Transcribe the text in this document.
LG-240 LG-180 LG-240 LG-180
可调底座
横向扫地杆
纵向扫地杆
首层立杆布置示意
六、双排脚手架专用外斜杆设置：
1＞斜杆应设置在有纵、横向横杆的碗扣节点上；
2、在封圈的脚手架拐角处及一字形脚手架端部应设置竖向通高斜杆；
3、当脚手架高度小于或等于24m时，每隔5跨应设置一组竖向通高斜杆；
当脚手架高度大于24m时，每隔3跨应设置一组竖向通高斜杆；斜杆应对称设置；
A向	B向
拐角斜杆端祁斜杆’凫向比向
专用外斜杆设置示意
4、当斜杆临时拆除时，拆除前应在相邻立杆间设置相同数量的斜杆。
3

···

§ What the exercise asks
Repeat the data verbatim.

§ Exercise response
Transcribe the text in this document.
LG-240 LG-180 LG-240 LG-180
可调底座
横向扫地杆
纵向扫地杆
首层立杆布置示意
六、双排脚手架专用外斜杆设置：
1＞斜杆应设置在有纵、横向横杆的碗扣节点上；
2、在封圈的脚手架拐角处及一字形脚手架端部应设置竖向通高斜杆；
3、当脚手架高度小于或等于24m时，每隔5跨应设置一组竖向通高斜杆；
当脚手架高度大于24m时，每隔3跨应设置一组竖向通高斜杆；斜杆应对称设置；
A向	B向
拐角斜杆端祁斜杆’凫向比向
专用外斜杆设置示意
4、当斜杆临时拆除时，拆除前应在相邻立杆间设置相同数量的斜杆。
3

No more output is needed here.